[Data listing]
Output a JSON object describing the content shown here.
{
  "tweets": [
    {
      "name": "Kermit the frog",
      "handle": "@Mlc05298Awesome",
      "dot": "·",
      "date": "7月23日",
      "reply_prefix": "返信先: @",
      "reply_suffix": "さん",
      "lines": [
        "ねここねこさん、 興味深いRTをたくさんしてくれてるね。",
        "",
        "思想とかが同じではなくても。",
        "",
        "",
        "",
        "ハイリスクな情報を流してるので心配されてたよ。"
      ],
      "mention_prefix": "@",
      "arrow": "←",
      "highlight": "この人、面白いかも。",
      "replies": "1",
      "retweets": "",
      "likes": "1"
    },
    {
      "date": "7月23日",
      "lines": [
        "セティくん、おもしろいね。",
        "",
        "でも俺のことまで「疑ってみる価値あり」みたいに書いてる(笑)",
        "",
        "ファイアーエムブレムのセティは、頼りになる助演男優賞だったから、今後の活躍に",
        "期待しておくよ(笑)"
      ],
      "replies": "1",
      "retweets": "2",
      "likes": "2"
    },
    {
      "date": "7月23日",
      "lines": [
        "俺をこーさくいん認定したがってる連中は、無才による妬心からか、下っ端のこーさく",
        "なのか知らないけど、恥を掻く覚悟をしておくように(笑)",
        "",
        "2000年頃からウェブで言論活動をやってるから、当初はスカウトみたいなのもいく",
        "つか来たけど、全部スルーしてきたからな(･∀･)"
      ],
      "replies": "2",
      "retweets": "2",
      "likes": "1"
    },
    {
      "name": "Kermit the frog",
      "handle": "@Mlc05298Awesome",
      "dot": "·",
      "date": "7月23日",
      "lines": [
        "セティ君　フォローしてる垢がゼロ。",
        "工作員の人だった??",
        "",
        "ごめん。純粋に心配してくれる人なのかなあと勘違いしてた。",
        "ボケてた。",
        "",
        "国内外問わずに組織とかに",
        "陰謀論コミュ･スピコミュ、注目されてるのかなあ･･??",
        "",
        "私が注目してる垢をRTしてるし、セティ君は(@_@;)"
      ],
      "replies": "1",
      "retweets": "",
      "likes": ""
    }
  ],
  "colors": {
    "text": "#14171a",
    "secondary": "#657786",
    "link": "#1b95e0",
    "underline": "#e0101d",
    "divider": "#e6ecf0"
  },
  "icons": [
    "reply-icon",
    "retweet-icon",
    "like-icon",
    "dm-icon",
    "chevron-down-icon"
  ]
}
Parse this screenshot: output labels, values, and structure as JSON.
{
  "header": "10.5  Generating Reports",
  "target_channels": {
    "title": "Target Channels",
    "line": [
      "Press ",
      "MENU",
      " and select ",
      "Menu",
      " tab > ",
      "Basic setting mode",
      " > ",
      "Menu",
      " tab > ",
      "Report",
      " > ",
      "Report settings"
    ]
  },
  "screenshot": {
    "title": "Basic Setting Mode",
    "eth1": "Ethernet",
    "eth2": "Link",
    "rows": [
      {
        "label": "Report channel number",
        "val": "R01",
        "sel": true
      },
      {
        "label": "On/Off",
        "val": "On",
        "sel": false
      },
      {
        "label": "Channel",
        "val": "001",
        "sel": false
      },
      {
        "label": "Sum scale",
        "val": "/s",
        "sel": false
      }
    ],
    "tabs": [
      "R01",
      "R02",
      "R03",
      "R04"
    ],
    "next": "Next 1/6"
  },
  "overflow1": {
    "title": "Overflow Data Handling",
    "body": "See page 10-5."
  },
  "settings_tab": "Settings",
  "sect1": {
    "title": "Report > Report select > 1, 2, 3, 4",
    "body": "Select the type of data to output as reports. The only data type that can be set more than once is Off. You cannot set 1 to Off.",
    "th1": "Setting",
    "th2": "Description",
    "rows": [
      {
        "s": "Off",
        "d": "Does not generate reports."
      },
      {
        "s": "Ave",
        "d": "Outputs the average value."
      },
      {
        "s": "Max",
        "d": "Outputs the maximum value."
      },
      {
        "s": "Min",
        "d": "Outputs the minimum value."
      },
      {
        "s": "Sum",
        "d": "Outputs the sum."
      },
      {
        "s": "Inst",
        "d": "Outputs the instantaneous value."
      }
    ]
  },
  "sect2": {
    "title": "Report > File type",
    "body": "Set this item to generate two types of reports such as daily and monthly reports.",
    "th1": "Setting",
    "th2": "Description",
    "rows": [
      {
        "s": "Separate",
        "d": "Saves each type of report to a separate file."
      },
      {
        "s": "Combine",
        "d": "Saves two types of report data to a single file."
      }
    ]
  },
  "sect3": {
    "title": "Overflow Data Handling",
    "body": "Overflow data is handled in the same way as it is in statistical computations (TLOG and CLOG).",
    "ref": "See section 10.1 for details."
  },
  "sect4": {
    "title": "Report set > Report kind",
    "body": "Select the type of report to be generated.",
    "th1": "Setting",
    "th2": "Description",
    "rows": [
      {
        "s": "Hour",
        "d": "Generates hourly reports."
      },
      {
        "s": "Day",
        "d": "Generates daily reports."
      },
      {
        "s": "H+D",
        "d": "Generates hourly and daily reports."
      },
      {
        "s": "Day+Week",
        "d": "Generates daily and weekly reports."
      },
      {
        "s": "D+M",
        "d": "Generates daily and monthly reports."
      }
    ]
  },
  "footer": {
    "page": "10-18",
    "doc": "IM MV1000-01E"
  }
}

*PROMPT*
Locate each line containing the string "body" and show it.

*RESULT BELOW*
    "body": "See page 10-5."
    "body": "Select the type of data to output as reports. The only data type that can be set more than once is Off. You cannot set 1 to Off.",
    "body": "Set this item to generate two types of reports such as daily and monthly reports.",
    "body": "Overflow data is handled in the same way as it is in statistical computations (TLOG and CLOG).",
    "body": "Select the type of report to be generated.",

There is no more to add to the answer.